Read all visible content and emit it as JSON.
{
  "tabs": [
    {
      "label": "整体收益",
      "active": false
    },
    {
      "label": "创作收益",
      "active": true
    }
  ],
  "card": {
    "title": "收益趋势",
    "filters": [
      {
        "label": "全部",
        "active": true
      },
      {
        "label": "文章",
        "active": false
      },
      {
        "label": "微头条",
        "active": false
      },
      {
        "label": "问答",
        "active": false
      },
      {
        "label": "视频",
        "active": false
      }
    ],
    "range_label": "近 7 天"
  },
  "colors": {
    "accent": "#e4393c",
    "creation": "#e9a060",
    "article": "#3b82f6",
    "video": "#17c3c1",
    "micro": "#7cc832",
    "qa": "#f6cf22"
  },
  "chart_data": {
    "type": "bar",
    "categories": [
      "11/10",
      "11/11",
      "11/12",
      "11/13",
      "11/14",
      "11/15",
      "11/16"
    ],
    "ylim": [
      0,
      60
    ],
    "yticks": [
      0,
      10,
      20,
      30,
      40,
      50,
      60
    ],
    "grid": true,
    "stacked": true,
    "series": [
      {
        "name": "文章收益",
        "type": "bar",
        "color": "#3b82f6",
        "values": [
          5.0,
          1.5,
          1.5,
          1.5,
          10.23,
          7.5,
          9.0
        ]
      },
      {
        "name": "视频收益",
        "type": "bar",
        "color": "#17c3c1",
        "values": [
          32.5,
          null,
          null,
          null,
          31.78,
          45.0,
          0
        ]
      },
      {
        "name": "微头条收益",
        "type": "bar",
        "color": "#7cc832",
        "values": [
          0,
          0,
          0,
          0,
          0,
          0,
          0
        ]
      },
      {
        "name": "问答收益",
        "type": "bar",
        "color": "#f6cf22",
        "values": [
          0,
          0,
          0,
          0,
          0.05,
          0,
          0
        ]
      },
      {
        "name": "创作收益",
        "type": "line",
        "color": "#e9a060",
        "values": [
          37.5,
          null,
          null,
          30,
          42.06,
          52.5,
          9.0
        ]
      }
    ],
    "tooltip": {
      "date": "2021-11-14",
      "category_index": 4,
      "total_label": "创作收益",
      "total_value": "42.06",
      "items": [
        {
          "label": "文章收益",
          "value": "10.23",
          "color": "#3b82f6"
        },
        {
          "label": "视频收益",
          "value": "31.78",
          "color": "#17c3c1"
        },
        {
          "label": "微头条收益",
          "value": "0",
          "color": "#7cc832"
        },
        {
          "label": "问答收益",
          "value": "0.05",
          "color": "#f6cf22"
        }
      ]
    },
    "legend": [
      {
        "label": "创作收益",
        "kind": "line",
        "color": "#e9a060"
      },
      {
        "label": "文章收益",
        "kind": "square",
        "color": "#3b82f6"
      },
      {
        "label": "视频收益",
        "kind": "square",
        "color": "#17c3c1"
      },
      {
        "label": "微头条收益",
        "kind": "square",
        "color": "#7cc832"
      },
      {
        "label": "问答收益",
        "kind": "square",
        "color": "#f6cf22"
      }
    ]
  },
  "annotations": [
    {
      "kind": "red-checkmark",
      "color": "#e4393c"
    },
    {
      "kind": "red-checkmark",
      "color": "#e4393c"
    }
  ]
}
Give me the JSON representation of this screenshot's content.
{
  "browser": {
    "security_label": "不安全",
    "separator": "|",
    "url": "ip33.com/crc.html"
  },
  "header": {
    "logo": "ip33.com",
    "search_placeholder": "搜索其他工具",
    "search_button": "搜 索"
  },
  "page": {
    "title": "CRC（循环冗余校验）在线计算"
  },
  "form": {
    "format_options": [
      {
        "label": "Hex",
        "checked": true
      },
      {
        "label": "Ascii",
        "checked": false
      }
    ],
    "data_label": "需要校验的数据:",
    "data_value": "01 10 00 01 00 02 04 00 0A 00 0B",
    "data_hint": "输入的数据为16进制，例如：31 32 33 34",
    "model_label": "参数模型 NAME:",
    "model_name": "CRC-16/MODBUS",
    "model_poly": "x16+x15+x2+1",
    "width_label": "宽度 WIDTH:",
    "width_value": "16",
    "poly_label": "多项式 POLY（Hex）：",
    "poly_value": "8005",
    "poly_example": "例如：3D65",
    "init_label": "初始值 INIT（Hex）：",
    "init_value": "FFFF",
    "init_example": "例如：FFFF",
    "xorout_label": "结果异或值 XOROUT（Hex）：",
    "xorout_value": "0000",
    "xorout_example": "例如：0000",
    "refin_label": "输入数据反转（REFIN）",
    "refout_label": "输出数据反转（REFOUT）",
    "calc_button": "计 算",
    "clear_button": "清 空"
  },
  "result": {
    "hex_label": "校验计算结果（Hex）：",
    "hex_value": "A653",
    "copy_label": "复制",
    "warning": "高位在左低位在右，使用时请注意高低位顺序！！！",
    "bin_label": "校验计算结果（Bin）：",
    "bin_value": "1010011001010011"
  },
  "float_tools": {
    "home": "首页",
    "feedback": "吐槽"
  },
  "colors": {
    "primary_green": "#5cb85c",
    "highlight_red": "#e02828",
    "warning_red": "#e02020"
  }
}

=-=-=

Objective
Output all of the data again, exactly.

Answer in full
Read all visible content and emit it as JSON.
{
  "tabs": [
    {
      "label": "整体收益",
      "active": false
    },
    {
      "label": "创作收益",
      "active": true
    }
  ],
  "card": {
    "title": "收益趋势",
    "filters": [
      {
        "label": "全部",
        "active": true
      },
      {
        "label": "文章",
        "active": false
      },
      {
        "label": "微头条",
        "active": false
      },
      {
        "label": "问答",
        "active": false
      },
      {
        "label": "视频",
        "active": false
      }
    ],
    "range_label": "近 7 天"
  },
  "colors": {
    "accent": "#e4393c",
    "creation": "#e9a060",
    "article": "#3b82f6",
    "video": "#17c3c1",
    "micro": "#7cc832",
    "qa": "#f6cf22"
  },
  "chart_data": {
    "type": "bar",
    "categories": [
      "11/10",
      "11/11",
      "11/12",
      "11/13",
      "11/14",
      "11/15",
      "11/16"
    ],
    "ylim": [
      0,
      60
    ],
    "yticks": [
      0,
      10,
      20,
      30,
      40,
      50,
      60
    ],
    "grid": true,
    "stacked": true,
    "series": [
      {
        "name": "文章收益",
        "type": "bar",
        "color": "#3b82f6",
        "values": [
          5.0,
          1.5,
          1.5,
          1.5,
          10.23,
          7.5,
          9.0
        ]
      },
      {
        "name": "视频收益",
        "type": "bar",
        "color": "#17c3c1",
        "values": [
          32.5,
          null,
          null,
          null,
          31.78,
          45.0,
          0
        ]
      },
      {
        "name": "微头条收益",
        "type": "bar",
        "color": "#7cc832",
        "values": [
          0,
          0,
          0,
          0,
          0,
          0,
          0
        ]
      },
      {
        "name": "问答收益",
        "type": "bar",
        "color": "#f6cf22",
        "values": [
          0,
          0,
          0,
          0,
          0.05,
          0,
          0
        ]
      },
      {
        "name": "创作收益",
        "type": "line",
        "color": "#e9a060",
        "values": [
          37.5,
          null,
          null,
          30,
          42.06,
          52.5,
          9.0
        ]
      }
    ],
    "tooltip": {
      "date": "2021-11-14",
      "category_index": 4,
      "total_label": "创作收益",
      "total_value": "42.06",
      "items": [
        {
          "label": "文章收益",
          "value": "10.23",
          "color": "#3b82f6"
        },
        {
          "label": "视频收益",
          "value": "31.78",
          "color": "#17c3c1"
        },
        {
          "label": "微头条收益",
          "value": "0",
          "color": "#7cc832"
        },
        {
          "label": "问答收益",
          "value": "0.05",
          "color": "#f6cf22"
        }
      ]
    },
    "legend": [
      {
        "label": "创作收益",
        "kind": "line",
        "color": "#e9a060"
      },
      {
        "label": "文章收益",
        "kind": "square",
        "color": "#3b82f6"
      },
      {
        "label": "视频收益",
        "kind": "square",
        "color": "#17c3c1"
      },
      {
        "label": "微头条收益",
        "kind": "square",
        "color": "#7cc832"
      },
      {
        "label": "问答收益",
        "kind": "square",
        "color": "#f6cf22"
      }
    ]
  },
  "annotations": [
    {
      "kind": "red-checkmark",
      "color": "#e4393c"
    },
    {
      "kind": "red-checkmark",
      "color": "#e4393c"
    }
  ]
}
Give me the JSON representation of this screenshot's content.
{
  "browser": {
    "security_label": "不安全",
    "separator": "|",
    "url": "ip33.com/crc.html"
  },
  "header": {
    "logo": "ip33.com",
    "search_placeholder": "搜索其他工具",
    "search_button": "搜 索"
  },
  "page": {
    "title": "CRC（循环冗余校验）在线计算"
  },
  "form": {
    "format_options": [
      {
        "label": "Hex",
        "checked": true
      },
      {
        "label": "Ascii",
        "checked": false
      }
    ],
    "data_label": "需要校验的数据:",
    "data_value": "01 10 00 01 00 02 04 00 0A 00 0B",
    "data_hint": "输入的数据为16进制，例如：31 32 33 34",
    "model_label": "参数模型 NAME:",
    "model_name": "CRC-16/MODBUS",
    "model_poly": "x16+x15+x2+1",
    "width_label": "宽度 WIDTH:",
    "width_value": "16",
    "poly_label": "多项式 POLY（Hex）：",
    "poly_value": "8005",
    "poly_example": "例如：3D65",
    "init_label": "初始值 INIT（Hex）：",
    "init_value": "FFFF",
    "init_example": "例如：FFFF",
    "xorout_label": "结果异或值 XOROUT（Hex）：",
    "xorout_value": "0000",
    "xorout_example": "例如：0000",
    "refin_label": "输入数据反转（REFIN）",
    "refout_label": "输出数据反转（REFOUT）",
    "calc_button": "计 算",
    "clear_button": "清 空"
  },
  "result": {
    "hex_label": "校验计算结果（Hex）：",
    "hex_value": "A653",
    "copy_label": "复制",
    "warning": "高位在左低位在右，使用时请注意高低位顺序！！！",
    "bin_label": "校验计算结果（Bin）：",
    "bin_value": "1010011001010011"
  },
  "float_tools": {
    "home": "首页",
    "feedback": "吐槽"
  },
  "colors": {
    "primary_green": "#5cb85c",
    "highlight_red": "#e02828",
    "warning_red": "#e02020"
  }
}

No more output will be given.